[BEGIN INPUT DATA]

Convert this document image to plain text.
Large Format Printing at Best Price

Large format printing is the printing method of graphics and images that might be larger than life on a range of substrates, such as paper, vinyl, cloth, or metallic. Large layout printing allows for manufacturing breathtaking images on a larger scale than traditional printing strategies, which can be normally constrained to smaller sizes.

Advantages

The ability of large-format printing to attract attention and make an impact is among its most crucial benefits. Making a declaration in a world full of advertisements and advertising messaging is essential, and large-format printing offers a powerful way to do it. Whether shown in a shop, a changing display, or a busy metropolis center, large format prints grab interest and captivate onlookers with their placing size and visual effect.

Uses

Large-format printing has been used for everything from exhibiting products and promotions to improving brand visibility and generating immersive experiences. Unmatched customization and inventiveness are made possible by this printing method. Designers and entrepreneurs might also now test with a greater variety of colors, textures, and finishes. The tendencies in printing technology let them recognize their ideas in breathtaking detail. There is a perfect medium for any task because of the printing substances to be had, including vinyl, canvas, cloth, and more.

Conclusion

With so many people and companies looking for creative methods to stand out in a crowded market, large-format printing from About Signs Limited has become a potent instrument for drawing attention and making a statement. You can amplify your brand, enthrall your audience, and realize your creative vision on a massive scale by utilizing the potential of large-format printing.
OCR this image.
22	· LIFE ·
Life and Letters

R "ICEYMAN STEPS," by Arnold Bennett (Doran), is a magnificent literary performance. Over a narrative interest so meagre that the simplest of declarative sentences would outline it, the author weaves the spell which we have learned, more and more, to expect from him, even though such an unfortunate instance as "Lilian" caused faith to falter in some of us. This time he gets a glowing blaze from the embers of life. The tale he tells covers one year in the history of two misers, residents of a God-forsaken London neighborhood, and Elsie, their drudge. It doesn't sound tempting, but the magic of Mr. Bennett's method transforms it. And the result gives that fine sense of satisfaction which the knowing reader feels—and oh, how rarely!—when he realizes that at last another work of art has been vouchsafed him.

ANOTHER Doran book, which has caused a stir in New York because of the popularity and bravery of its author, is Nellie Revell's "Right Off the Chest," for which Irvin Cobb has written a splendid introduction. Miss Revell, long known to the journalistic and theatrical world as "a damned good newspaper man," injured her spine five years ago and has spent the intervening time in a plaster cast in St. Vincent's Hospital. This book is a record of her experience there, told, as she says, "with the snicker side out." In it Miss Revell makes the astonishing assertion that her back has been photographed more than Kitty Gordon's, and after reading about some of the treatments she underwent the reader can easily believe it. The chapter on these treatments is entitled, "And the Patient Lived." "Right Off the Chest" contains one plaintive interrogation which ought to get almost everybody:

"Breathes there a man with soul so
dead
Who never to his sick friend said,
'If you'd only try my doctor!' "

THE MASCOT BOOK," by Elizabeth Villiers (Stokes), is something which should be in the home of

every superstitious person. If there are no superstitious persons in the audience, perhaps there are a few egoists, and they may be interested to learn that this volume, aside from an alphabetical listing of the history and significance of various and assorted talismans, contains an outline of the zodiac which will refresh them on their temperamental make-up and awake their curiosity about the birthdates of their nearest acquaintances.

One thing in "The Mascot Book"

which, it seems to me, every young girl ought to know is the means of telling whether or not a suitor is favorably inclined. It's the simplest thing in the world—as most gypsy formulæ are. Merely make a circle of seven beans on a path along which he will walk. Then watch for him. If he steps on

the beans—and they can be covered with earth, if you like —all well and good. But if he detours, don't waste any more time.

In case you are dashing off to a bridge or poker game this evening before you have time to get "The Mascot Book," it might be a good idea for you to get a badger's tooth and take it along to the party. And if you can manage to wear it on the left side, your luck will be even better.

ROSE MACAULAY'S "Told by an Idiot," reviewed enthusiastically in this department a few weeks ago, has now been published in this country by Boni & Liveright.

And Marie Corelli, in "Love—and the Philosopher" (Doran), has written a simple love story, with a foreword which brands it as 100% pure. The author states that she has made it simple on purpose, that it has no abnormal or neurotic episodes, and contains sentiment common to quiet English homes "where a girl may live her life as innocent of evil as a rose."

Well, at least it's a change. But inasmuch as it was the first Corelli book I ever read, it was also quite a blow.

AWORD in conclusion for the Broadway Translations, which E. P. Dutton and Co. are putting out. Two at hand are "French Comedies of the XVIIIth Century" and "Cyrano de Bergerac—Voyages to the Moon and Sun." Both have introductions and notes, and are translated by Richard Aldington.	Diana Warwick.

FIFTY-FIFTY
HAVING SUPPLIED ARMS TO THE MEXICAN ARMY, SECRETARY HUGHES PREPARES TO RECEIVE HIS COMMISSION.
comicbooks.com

[END INPUT DATA]

TASK BRIEF: Scan the material line by line and report each one that contains "cloth".

WRITTEN REPLY:
Large format printing is the printing method of graphics and images that might be larger than life on a range of substrates, such as paper, vinyl, cloth, or metallic. Large layout printing allows for manufacturing breathtaking images on a larger scale than traditional printing strategies, which can be normally constrained to smaller sizes.
Large-format printing has been used for everything from exhibiting products and promotions to improving brand visibility and generating immersive experiences. Unmatched customization and inventiveness are made possible by this printing method. Designers and entrepreneurs might also now test with a greater variety of colors, textures, and finishes. The tendencies in printing technology let them recognize their ideas in breathtaking detail. There is a perfect medium for any task because of the printing substances to be had, including vinyl, canvas, cloth, and more.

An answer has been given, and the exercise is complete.